WHAT THE TASK ASKS:
Copy the lines of the records below word for word, starting at the line that contains "x-tick-label: -10 [446, 1430, 531, 1490]" and ending at the line that contains "series-name-label-4: SN 2021pfs". Include both of those lines.

Layout annotation records
* BEGIN *

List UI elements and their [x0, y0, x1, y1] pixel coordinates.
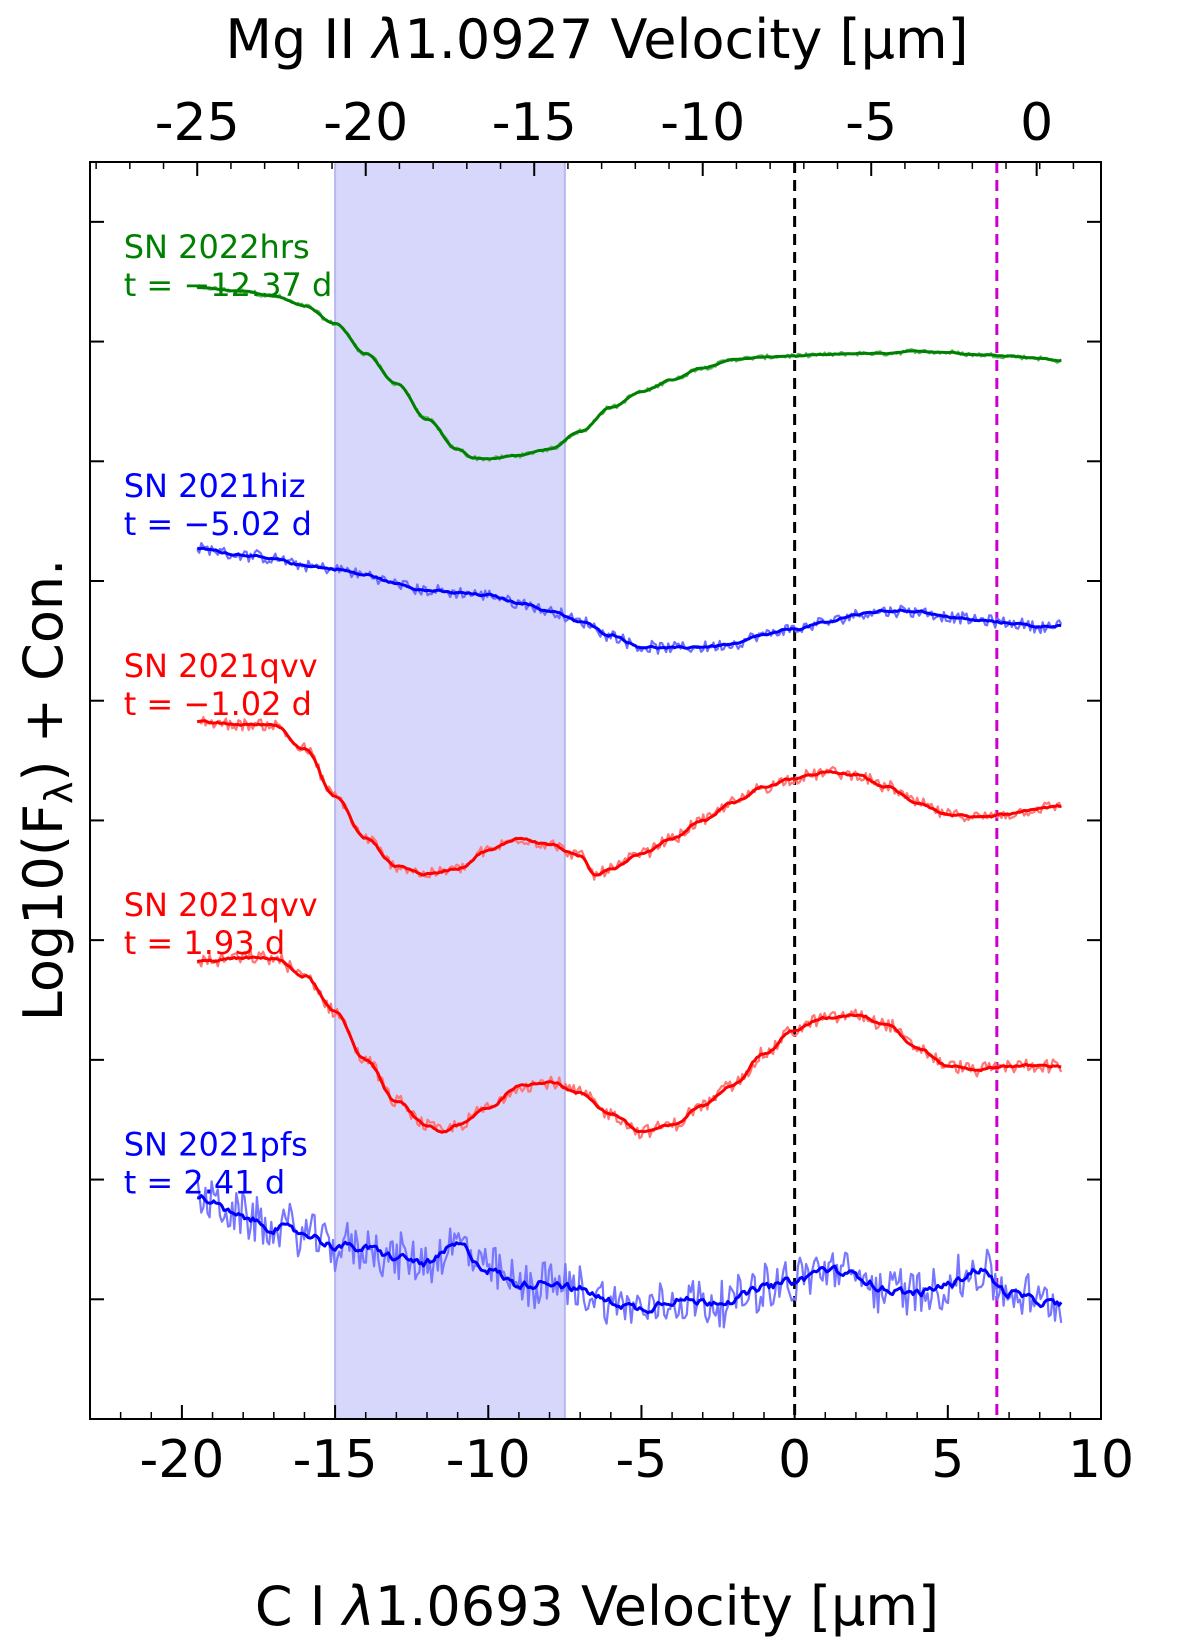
x-tick-label: -10 [446, 1430, 531, 1490]
y-axis-label: Log10(Fλ) + Con. [12, 559, 81, 1022]
x-tick-label: -15 [293, 1430, 378, 1490]
y-axis-label-prefix: Log10(F [12, 804, 75, 1021]
series-phase-label-0: t = −12.37 d [124, 266, 333, 304]
x-axis-label: C I λ1.0693 Velocity [μm] [255, 1575, 939, 1637]
series-name-label-2: SN 2021qvv [124, 647, 318, 685]
shaded-velocity-band [334, 161, 566, 1420]
y-axis-label-suffix: ) + Con. [12, 559, 75, 782]
axes-frame [89, 161, 1102, 1420]
series-name-label-0: SN 2022hrs [124, 228, 310, 266]
top-axis-label-species: Mg II [225, 8, 372, 71]
series-smooth-2 [196, 719, 1062, 877]
top-tick-label: -25 [155, 93, 240, 153]
series-phase-label-3: t = 1.93 d [124, 924, 285, 962]
series-smooth-1 [196, 546, 1062, 650]
axis-ticks [90, 162, 1102, 1419]
series-phase-label-4: t = 2.41 d [124, 1164, 285, 1202]
x-tick-label: 5 [931, 1430, 964, 1490]
spectra-series [196, 284, 1063, 1329]
x-tick-label: 0 [778, 1430, 811, 1490]
x-axis-label-species: C I [255, 1575, 343, 1637]
x-tick-label: -5 [616, 1430, 668, 1490]
series-smooth-0 [197, 286, 1062, 461]
y-axis-label-sub: λ [37, 781, 81, 804]
series-smooth-3 [196, 955, 1062, 1134]
series-phase-label-1: t = −5.02 d [124, 505, 312, 543]
top-tick-label: 0 [1020, 93, 1053, 153]
top-tick-label: -5 [845, 93, 897, 153]
top-tick-label: -10 [660, 93, 745, 153]
top-tick-label: -15 [492, 93, 577, 153]
axis-tick-labels: -20 -15 -10 -5 0 5 10 -25 -20 -15 -10 -5 0 [139, 93, 1134, 1490]
series-raw-4 [196, 1176, 1063, 1329]
series-name-label-4: SN 2021pfs [124, 1126, 308, 1164]
series-smooth-4 [196, 1194, 1063, 1315]
top-axis-label-rest: 1.0927 Velocity [μm] [404, 8, 968, 71]
top-axis-label-lambda: λ [369, 8, 404, 71]
top-tick-label: -20 [323, 93, 408, 153]
series-phase-label-2: t = −1.02 d [124, 685, 312, 723]
x-axis-label-rest: 1.0693 Velocity [μm] [375, 1575, 939, 1637]
reference-lines [793, 162, 999, 1419]
top-axis-label: Mg II λ1.0927 Velocity [μm] [225, 8, 968, 71]
x-tick-label: -20 [139, 1430, 224, 1490]
plot-area [196, 161, 1063, 1420]
series-raw-2 [197, 715, 1063, 881]
x-axis-label-lambda: λ [340, 1575, 375, 1637]
x-tick-label: 10 [1068, 1430, 1134, 1490]
series-name-label-1: SN 2021hiz [124, 467, 306, 505]
series-name-label-3: SN 2021qvv [124, 886, 318, 924]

* END *

FULL ANSWER:
x-tick-label: -10 [446, 1430, 531, 1490]
y-axis-label: Log10(Fλ) + Con. [12, 559, 81, 1022]
x-tick-label: -15 [293, 1430, 378, 1490]
y-axis-label-prefix: Log10(F [12, 804, 75, 1021]
series-phase-label-0: t = −12.37 d [124, 266, 333, 304]
x-axis-label: C I λ1.0693 Velocity [μm] [255, 1575, 939, 1637]
series-name-label-2: SN 2021qvv [124, 647, 318, 685]
shaded-velocity-band [334, 161, 566, 1420]
y-axis-label-suffix: ) + Con. [12, 559, 75, 782]
axes-frame [89, 161, 1102, 1420]
series-name-label-0: SN 2022hrs [124, 228, 310, 266]
top-axis-label-species: Mg II [225, 8, 372, 71]
series-smooth-2 [196, 719, 1062, 877]
top-tick-label: -25 [155, 93, 240, 153]
series-phase-label-3: t = 1.93 d [124, 924, 285, 962]
series-smooth-1 [196, 546, 1062, 650]
axis-ticks [90, 162, 1102, 1419]
series-phase-label-4: t = 2.41 d [124, 1164, 285, 1202]
x-tick-label: 5 [931, 1430, 964, 1490]
spectra-series [196, 284, 1063, 1329]
x-tick-label: 0 [778, 1430, 811, 1490]
x-axis-label-species: C I [255, 1575, 343, 1637]
x-tick-label: -5 [616, 1430, 668, 1490]
series-smooth-0 [197, 286, 1062, 461]
y-axis-label-sub: λ [37, 781, 81, 804]
series-smooth-3 [196, 955, 1062, 1134]
series-phase-label-1: t = −5.02 d [124, 505, 312, 543]
top-tick-label: 0 [1020, 93, 1053, 153]
top-tick-label: -5 [845, 93, 897, 153]
top-tick-label: -10 [660, 93, 745, 153]
top-tick-label: -15 [492, 93, 577, 153]
axis-tick-labels: -20 -15 -10 -5 0 5 10 -25 -20 -15 -10 -5 0 [139, 93, 1134, 1490]
series-raw-4 [196, 1176, 1063, 1329]
series-name-label-4: SN 2021pfs [124, 1126, 308, 1164]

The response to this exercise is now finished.